> TASK TO CARRY OUT
Each line containing the word "ylabel" must be collected.

Entries with figure data:
--- Begin ---

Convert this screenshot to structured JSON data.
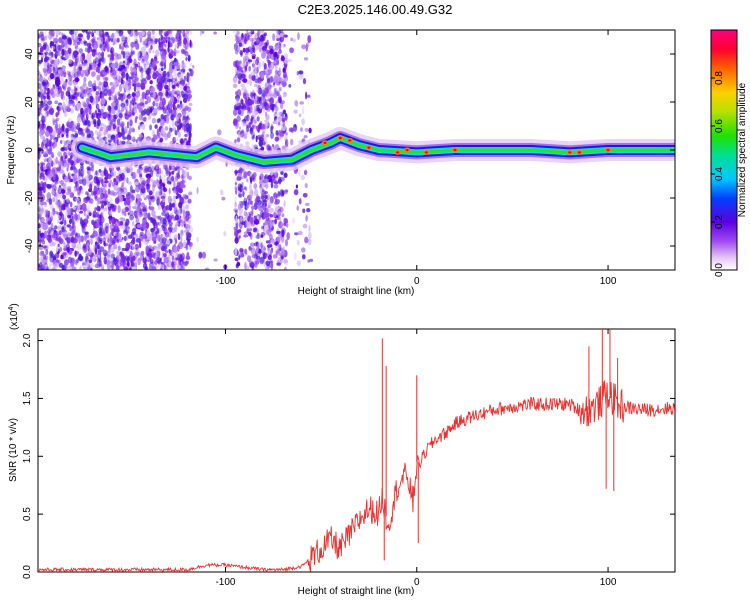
{
  "title": "C2E3.2025.146.00.49.G32",
  "chart_data": [
    {
      "type": "heatmap",
      "xlabel": "Height of straight line (km)",
      "ylabel": "Frequency (Hz)",
      "xlim": [
        -198,
        135
      ],
      "ylim": [
        -50,
        50
      ],
      "x_ticks": [
        -100,
        0,
        100
      ],
      "y_ticks": [
        -40,
        -20,
        0,
        20,
        40
      ],
      "colorbar": {
        "label": "Normalized spectral amplitude",
        "range": [
          0,
          1
        ],
        "ticks": [
          "0.0",
          "0.2",
          "0.4",
          "0.6",
          "0.8"
        ],
        "tick_values": [
          0.0,
          0.2,
          0.4,
          0.6,
          0.8
        ]
      },
      "ridge": [
        {
          "x": -175,
          "f": 1
        },
        {
          "x": -160,
          "f": -3
        },
        {
          "x": -140,
          "f": -1
        },
        {
          "x": -115,
          "f": -3
        },
        {
          "x": -105,
          "f": 1
        },
        {
          "x": -95,
          "f": -2
        },
        {
          "x": -80,
          "f": -5
        },
        {
          "x": -65,
          "f": -4
        },
        {
          "x": -55,
          "f": 0
        },
        {
          "x": -45,
          "f": 3
        },
        {
          "x": -40,
          "f": 5
        },
        {
          "x": -30,
          "f": 2
        },
        {
          "x": -20,
          "f": 0
        },
        {
          "x": 0,
          "f": -1
        },
        {
          "x": 20,
          "f": 0
        },
        {
          "x": 60,
          "f": 0
        },
        {
          "x": 80,
          "f": -1
        },
        {
          "x": 100,
          "f": 0
        },
        {
          "x": 135,
          "f": 0
        }
      ]
    },
    {
      "type": "line",
      "xlabel": "Height of straight line (km)",
      "ylabel": "SNR (10 * v/v)",
      "scale_label": "(x10",
      "scale_exp": "4",
      "scale_close": ")",
      "xlim": [
        -198,
        135
      ],
      "ylim": [
        0,
        2.1
      ],
      "x_ticks": [
        -100,
        0,
        100
      ],
      "y_ticks": [
        "0.0",
        "0.5",
        "1.0",
        "1.5",
        "2.0"
      ],
      "y_tick_values": [
        0.0,
        0.5,
        1.0,
        1.5,
        2.0
      ],
      "color": "#e8322f",
      "series": [
        {
          "x": [
            -198,
            -160,
            -120,
            -110,
            -100,
            -90,
            -80,
            -70,
            -60,
            -50,
            -45,
            -40,
            -35,
            -30,
            -25,
            -20,
            -18,
            -15,
            -10,
            -5,
            -2,
            0,
            2,
            5,
            10,
            15,
            20,
            25,
            30,
            40,
            50,
            60,
            70,
            80,
            85,
            90,
            95,
            100,
            105,
            110,
            120,
            135
          ],
          "y": [
            0.02,
            0.02,
            0.02,
            0.06,
            0.06,
            0.04,
            0.02,
            0.02,
            0.05,
            0.2,
            0.28,
            0.2,
            0.32,
            0.45,
            0.55,
            0.5,
            0.65,
            0.4,
            0.75,
            0.85,
            0.6,
            0.95,
            0.95,
            1.05,
            1.15,
            1.2,
            1.28,
            1.32,
            1.35,
            1.4,
            1.43,
            1.45,
            1.45,
            1.45,
            1.4,
            1.4,
            1.45,
            1.55,
            1.45,
            1.42,
            1.4,
            1.42
          ]
        }
      ],
      "spikes": [
        {
          "x": -18,
          "y": 2.02
        },
        {
          "x": -17,
          "y": 0.1
        },
        {
          "x": -16,
          "y": 1.78
        },
        {
          "x": 0,
          "y": 1.7
        },
        {
          "x": 0.8,
          "y": 0.25
        },
        {
          "x": 90,
          "y": 1.95
        },
        {
          "x": 97,
          "y": 2.1
        },
        {
          "x": 99,
          "y": 0.72
        },
        {
          "x": 101,
          "y": 2.1
        },
        {
          "x": 103,
          "y": 0.7
        },
        {
          "x": 105,
          "y": 1.85
        }
      ]
    }
  ]
}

--- End ---

> FINAL RESULT
      "ylabel": "Frequency (Hz)",
      "ylabel": "SNR (10 * v/v)",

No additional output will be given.